[Dataset listings of figures]
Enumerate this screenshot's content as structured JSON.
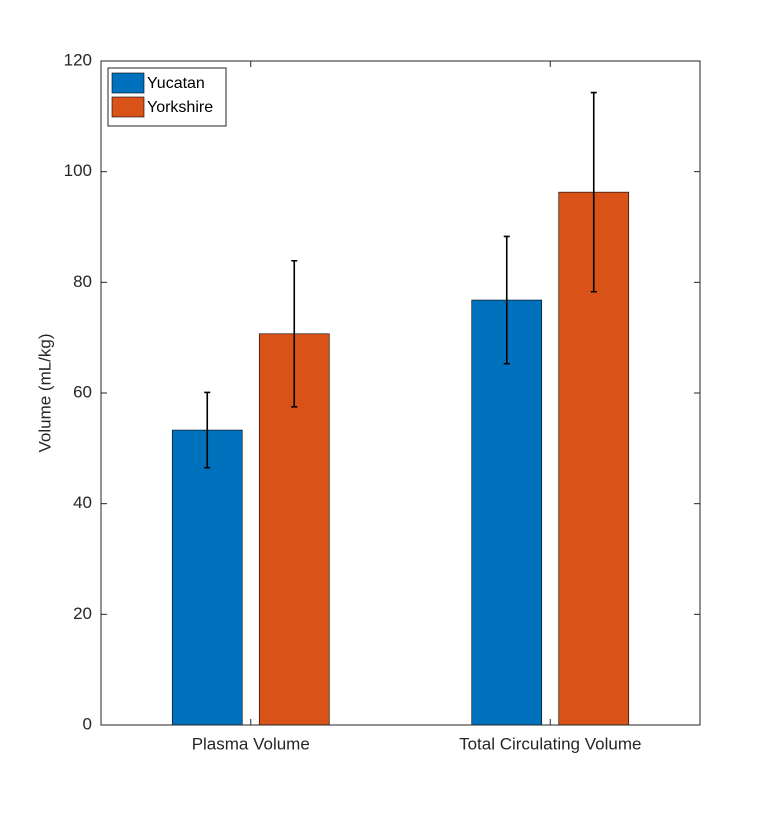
{
  "chart_data": {
    "type": "bar",
    "y_label": "Volume (mL/kg)",
    "categories": [
      "Plasma Volume",
      "Total Circulating Volume"
    ],
    "series": [
      {
        "name": "Yucatan",
        "color": "#0072bd",
        "values": [
          53.3,
          76.8
        ],
        "errors": [
          6.8,
          11.5
        ]
      },
      {
        "name": "Yorkshire",
        "color": "#d95319",
        "values": [
          70.7,
          96.3
        ],
        "errors": [
          13.2,
          18.0
        ]
      }
    ],
    "ylim": [
      0,
      120
    ],
    "yticks": [
      0,
      20,
      40,
      60,
      80,
      100,
      120
    ],
    "legend": "upper-left"
  }
}
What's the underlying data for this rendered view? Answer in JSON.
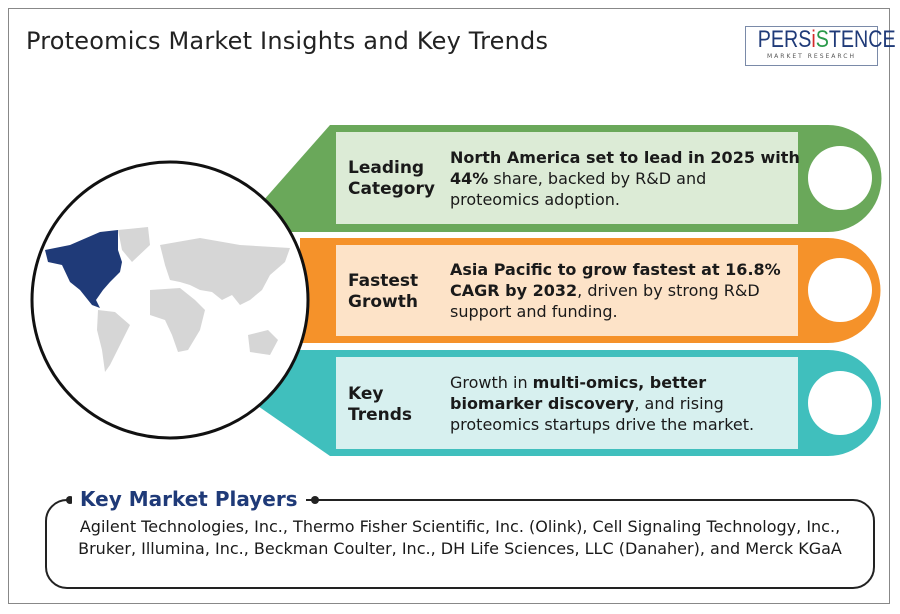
{
  "title": "Proteomics Market Insights and Key Trends",
  "logo": {
    "text": "PERSISTENCE",
    "subtext": "MARKET RESEARCH"
  },
  "colors": {
    "green": "#6aa85a",
    "green_light": "#dcebd6",
    "orange": "#f5922a",
    "orange_light": "#fde3c8",
    "teal": "#40bfbd",
    "teal_light": "#d7f0ef",
    "highlight_region": "#1f3a78",
    "map_grey": "#d6d6d6"
  },
  "map": {
    "highlighted_region": "North America"
  },
  "cards": [
    {
      "label_line1": "Leading",
      "label_line2": "Category",
      "bold": "North America set to lead in 2025 with 44%",
      "rest": " share, backed by R&D and proteomics adoption."
    },
    {
      "label_line1": "Fastest",
      "label_line2": "Growth",
      "bold": "Asia Pacific to grow fastest at 16.8% CAGR by 2032",
      "rest": ", driven by strong R&D support and funding."
    },
    {
      "label_line1": "Key",
      "label_line2": "Trends",
      "pre": "Growth in ",
      "bold": "multi-omics, better biomarker discovery",
      "rest": ", and rising proteomics startups drive the market."
    }
  ],
  "players": {
    "heading": "Key Market Players",
    "text": "Agilent Technologies, Inc., Thermo Fisher Scientific, Inc. (Olink), Cell Signaling Technology, Inc., Bruker, Illumina, Inc., Beckman Coulter, Inc., DH Life Sciences, LLC (Danaher), and Merck KGaA"
  }
}
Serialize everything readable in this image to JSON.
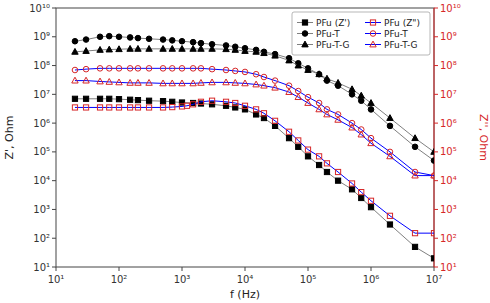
{
  "chart_data": {
    "type": "line",
    "log": true,
    "grid": false,
    "legend": "upper right",
    "xlabel": "f (Hz)",
    "ylabel": "Z', Ohm",
    "y2label": "Z'', Ohm",
    "xlim": [
      10,
      10000000
    ],
    "ylim": [
      10,
      10000000000
    ],
    "y2lim": [
      10,
      10000000000
    ],
    "xticks": [
      {
        "value": 10,
        "label": "10¹"
      },
      {
        "value": 100,
        "label": "10²"
      },
      {
        "value": 1000,
        "label": "10³"
      },
      {
        "value": 10000,
        "label": "10⁴"
      },
      {
        "value": 100000,
        "label": "10⁵"
      },
      {
        "value": 1000000,
        "label": "10⁶"
      },
      {
        "value": 10000000,
        "label": "10⁷"
      }
    ],
    "yticks": [
      {
        "value": 10,
        "label": "10¹"
      },
      {
        "value": 100,
        "label": "10²"
      },
      {
        "value": 1000,
        "label": "10³"
      },
      {
        "value": 10000,
        "label": "10⁴"
      },
      {
        "value": 100000,
        "label": "10⁵"
      },
      {
        "value": 1000000,
        "label": "10⁶"
      },
      {
        "value": 10000000,
        "label": "10⁷"
      },
      {
        "value": 100000000,
        "label": "10⁸"
      },
      {
        "value": 1000000000,
        "label": "10⁹"
      },
      {
        "value": 10000000000,
        "label": "10¹⁰"
      }
    ],
    "y2ticks": [
      {
        "value": 10,
        "label": "10¹"
      },
      {
        "value": 100,
        "label": "10²"
      },
      {
        "value": 1000,
        "label": "10³"
      },
      {
        "value": 10000,
        "label": "10⁴"
      },
      {
        "value": 100000,
        "label": "10⁵"
      },
      {
        "value": 1000000,
        "label": "10⁶"
      },
      {
        "value": 10000000,
        "label": "10⁷"
      },
      {
        "value": 100000000,
        "label": "10⁸"
      },
      {
        "value": 1000000000,
        "label": "10⁹"
      },
      {
        "value": 10000000000,
        "label": "10¹⁰"
      }
    ],
    "series": [
      {
        "name": "PFu (Z')",
        "axis": "y",
        "color": "gray",
        "marker": "square",
        "line_style": "solid",
        "x": [
          20,
          30,
          50,
          70,
          100,
          150,
          200,
          300,
          500,
          700,
          1000,
          1500,
          2000,
          3000,
          5000,
          7000,
          10000,
          15000,
          20000,
          30000,
          50000,
          70000,
          100000,
          150000,
          200000,
          300000,
          500000,
          700000,
          1000000,
          2000000,
          5000000,
          10000000
        ],
        "values": [
          7000000.0,
          7000000.0,
          7000000.0,
          7000000.0,
          6800000.0,
          6500000.0,
          6300000.0,
          6000000.0,
          5800000.0,
          5500000.0,
          5200000.0,
          5000000.0,
          4800000.0,
          4500000.0,
          4000000.0,
          3500000.0,
          3000000.0,
          2000000.0,
          1500000.0,
          800000.0,
          300000.0,
          150000.0,
          70000.0,
          35000.0,
          20000.0,
          10000.0,
          5000.0,
          2500.0,
          1200.0,
          300.0,
          50.0,
          20.0
        ]
      },
      {
        "name": "PFu-T",
        "axis": "y",
        "color": "gray",
        "marker": "circle",
        "line_style": "solid",
        "x": [
          20,
          30,
          50,
          70,
          100,
          150,
          200,
          300,
          500,
          700,
          1000,
          1500,
          2000,
          3000,
          5000,
          7000,
          10000,
          15000,
          20000,
          30000,
          50000,
          70000,
          100000,
          150000,
          200000,
          300000,
          500000,
          700000,
          1000000,
          2000000,
          5000000,
          10000000
        ],
        "values": [
          700000000.0,
          800000000.0,
          1000000000.0,
          1050000000.0,
          1000000000.0,
          950000000.0,
          900000000.0,
          850000000.0,
          800000000.0,
          750000000.0,
          700000000.0,
          650000000.0,
          600000000.0,
          550000000.0,
          500000000.0,
          450000000.0,
          400000000.0,
          350000000.0,
          300000000.0,
          250000000.0,
          180000000.0,
          120000000.0,
          80000000.0,
          50000000.0,
          30000000.0,
          20000000.0,
          10000000.0,
          6000000.0,
          3000000.0,
          800000.0,
          150000.0,
          50000.0
        ]
      },
      {
        "name": "PFu-T-G",
        "axis": "y",
        "color": "gray",
        "marker": "triangle",
        "line_style": "solid",
        "x": [
          20,
          30,
          50,
          70,
          100,
          150,
          200,
          300,
          500,
          700,
          1000,
          1500,
          2000,
          3000,
          5000,
          7000,
          10000,
          15000,
          20000,
          30000,
          50000,
          70000,
          100000,
          150000,
          200000,
          300000,
          500000,
          700000,
          1000000,
          2000000,
          5000000,
          10000000
        ],
        "values": [
          300000000.0,
          320000000.0,
          350000000.0,
          360000000.0,
          370000000.0,
          380000000.0,
          380000000.0,
          380000000.0,
          380000000.0,
          380000000.0,
          380000000.0,
          380000000.0,
          380000000.0,
          380000000.0,
          370000000.0,
          350000000.0,
          320000000.0,
          300000000.0,
          270000000.0,
          220000000.0,
          150000000.0,
          100000000.0,
          70000000.0,
          50000000.0,
          35000000.0,
          25000000.0,
          15000000.0,
          9000000.0,
          5000000.0,
          1500000.0,
          300000.0,
          100000.0
        ]
      },
      {
        "name": "PFu (Z\")",
        "axis": "y2",
        "color": "blue",
        "marker": "square",
        "line_style": "solid",
        "x": [
          20,
          30,
          50,
          70,
          100,
          150,
          200,
          300,
          500,
          700,
          1000,
          1200,
          1500,
          2000,
          3000,
          5000,
          7000,
          10000,
          15000,
          20000,
          30000,
          50000,
          70000,
          100000,
          150000,
          200000,
          300000,
          500000,
          700000,
          1000000,
          2000000,
          5000000,
          10000000
        ],
        "values": [
          3500000.0,
          3500000.0,
          3500000.0,
          3500000.0,
          3500000.0,
          3500000.0,
          3500000.0,
          3500000.0,
          3500000.0,
          3600000.0,
          3800000.0,
          4000000.0,
          4500000.0,
          5500000.0,
          6000000.0,
          5500000.0,
          5000000.0,
          4000000.0,
          3000000.0,
          2200000.0,
          1200000.0,
          500000.0,
          250000.0,
          120000.0,
          70000.0,
          40000.0,
          20000.0,
          8000.0,
          4000.0,
          2000.0,
          600.0,
          150.0,
          150.0
        ]
      },
      {
        "name": "PFu-T",
        "axis": "y2",
        "color": "blue",
        "marker": "circle",
        "line_style": "solid",
        "x": [
          20,
          30,
          50,
          70,
          100,
          150,
          200,
          300,
          500,
          700,
          1000,
          1500,
          2000,
          3000,
          5000,
          7000,
          10000,
          15000,
          20000,
          30000,
          50000,
          70000,
          100000,
          150000,
          200000,
          300000,
          500000,
          700000,
          1000000,
          2000000,
          5000000,
          10000000
        ],
        "values": [
          70000000.0,
          75000000.0,
          80000000.0,
          80000000.0,
          80000000.0,
          80000000.0,
          80000000.0,
          80000000.0,
          80000000.0,
          80000000.0,
          80000000.0,
          80000000.0,
          80000000.0,
          75000000.0,
          70000000.0,
          65000000.0,
          60000000.0,
          50000000.0,
          40000000.0,
          30000000.0,
          20000000.0,
          13000000.0,
          8000000.0,
          5000000.0,
          3000000.0,
          2000000.0,
          1000000.0,
          600000.0,
          300000.0,
          100000.0,
          20000.0,
          15000.0
        ]
      },
      {
        "name": "PFu-T-G",
        "axis": "y2",
        "color": "blue",
        "marker": "triangle",
        "line_style": "solid",
        "x": [
          20,
          30,
          50,
          70,
          100,
          150,
          200,
          300,
          500,
          700,
          1000,
          1500,
          2000,
          3000,
          5000,
          7000,
          10000,
          15000,
          20000,
          30000,
          50000,
          70000,
          100000,
          150000,
          200000,
          300000,
          500000,
          700000,
          1000000,
          2000000,
          5000000,
          10000000
        ],
        "values": [
          30000000.0,
          30000000.0,
          28000000.0,
          27000000.0,
          26000000.0,
          25000000.0,
          25000000.0,
          25000000.0,
          24000000.0,
          24000000.0,
          24000000.0,
          24000000.0,
          25000000.0,
          26000000.0,
          26000000.0,
          25000000.0,
          24000000.0,
          22000000.0,
          20000000.0,
          17000000.0,
          12000000.0,
          8000000.0,
          5000000.0,
          3000000.0,
          2000000.0,
          1300000.0,
          700000.0,
          400000.0,
          200000.0,
          70000.0,
          15000.0,
          15000.0
        ]
      }
    ]
  }
}
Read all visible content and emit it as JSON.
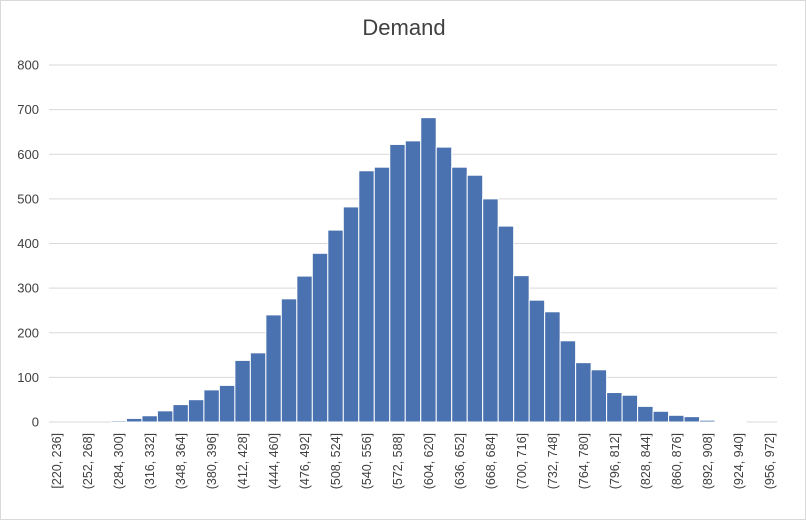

Problem description :: Which lines contain "bold"? Show each of them.

Solution for this task ::
      "bold": "North America set to lead in 2025 with 44%",
      "bold": "Asia Pacific to grow fastest at 16.8% CAGR by 2032",
      "bold": "multi-omics, better biomarker discovery",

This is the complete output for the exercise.